* begin Material supplied *
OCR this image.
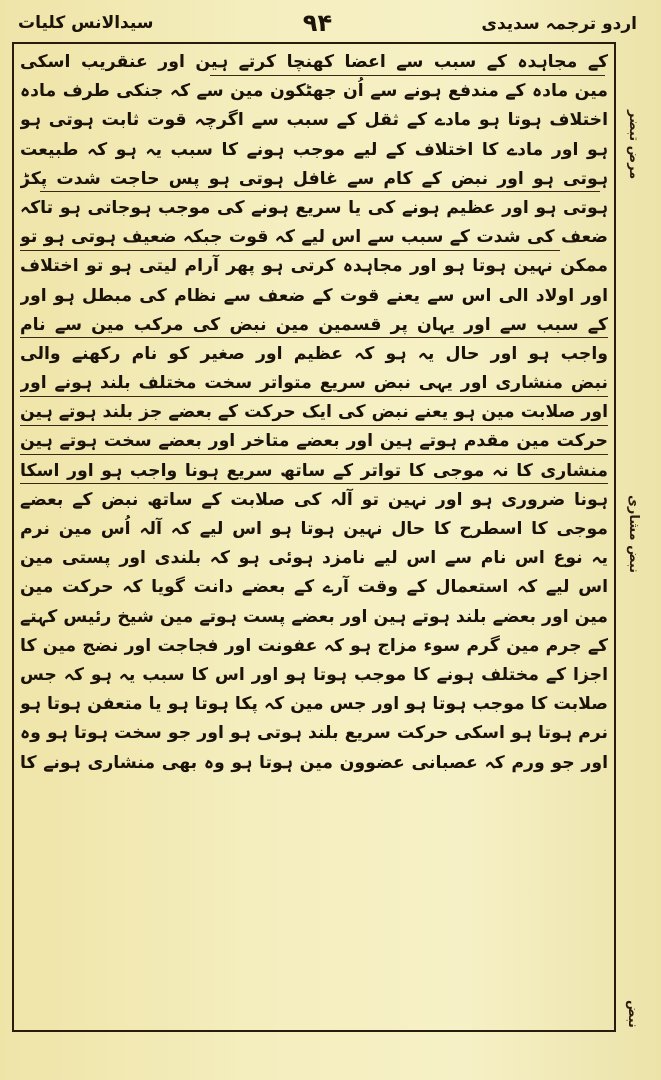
اردو ترجمہ سدیدی
۹۴
سیدالانس کلیات
مرض تبضر
نبض مشاری
نبض
کے مجاہدہ کے سبب سے اعضا کھنچا کرتے ہین اور عنقریب اسکی
مین مادہ کے مندفع ہونے سے اُن جھٹکون مین سے کہ جنکی طرف مادہ
اختلاف ہوتا ہو مادے کے ثقل کے سبب سے اگرچہ قوت ثابت ہوتی ہو
ہو اور مادے کا اختلاف کے لیے موجب ہونے کا سبب یہ ہو کہ طبیعت
ہوتی ہو اور نبض کے کام سے غافل ہوتی ہو پس حاجت شدت پکڑ
ہوتی ہو اور عظیم ہونے کی یا سریع ہونے کی موجب ہوجاتی ہو تاکہ
ضعف کی شدت کے سبب سے اس لیے کہ قوت جبکہ ضعیف ہوتی ہو تو
ممکن نہین ہوتا ہو اور مجاہدہ کرتی ہو پھر آرام لیتی ہو تو اختلاف
اور اولاد الی اس سے یعنے قوت کے ضعف سے نظام کی مبطل ہو اور
کے سبب سے اور یہان پر قسمین مین نبض کی مرکب مین سے نام
واجب ہو اور حال یہ ہو کہ عظیم اور صغیر کو نام رکھنے والی
نبض منشاری اور یہی نبض سریع متواتر سخت مختلف بلند ہونے اور
اور صلابت مین ہو یعنے نبض کی ایک حرکت کے بعضے جز بلند ہوتے ہین
حرکت مین مقدم ہوتے ہین اور بعضے متاخر اور بعضے سخت ہوتے ہین
منشاری کا نہ موجی کا تواتر کے ساتھ سریع ہونا واجب ہو اور اسکا
ہونا ضروری ہو اور نہین تو آلہ کی صلابت کے ساتھ نبض کے بعضے
موجی کا اسطرح کا حال نہین ہوتا ہو اس لیے کہ آلہ اُس مین نرم
یہ نوع اس نام سے اس لیے نامزد ہوئی ہو کہ بلندی اور پستی مین
اس لیے کہ استعمال کے وقت آرے کے بعضے دانت گویا کہ حرکت مین
مین اور بعضے بلند ہوتے ہین اور بعضے پست ہوتے مین شیخ رئیس کہتے
کے جرم مین گرم سوء مزاج ہو کہ عفونت اور فجاجت اور نضج مین کا
اجزا کے مختلف ہونے کا موجب ہوتا ہو اور اس کا سبب یہ ہو کہ جس
صلابت کا موجب ہوتا ہو اور جس مین کہ پکا ہوتا ہو یا متعفن ہوتا ہو
نرم ہوتا ہو اسکی حرکت سریع بلند ہوتی ہو اور جو سخت ہوتا ہو وہ
اور جو ورم کہ عصبانی عضوون مین ہوتا ہو وہ بھی منشاری ہونے کا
* end Material supplied *
• **What the exercise asks**: Gather all lines from the listing above in which "مجاہدہ" occurs.

• **Answer for the task**:
کے مجاہدہ کے سبب سے اعضا کھنچا کرتے ہین اور عنقریب اسکی
ممکن نہین ہوتا ہو اور مجاہدہ کرتی ہو پھر آرام لیتی ہو تو اختلاف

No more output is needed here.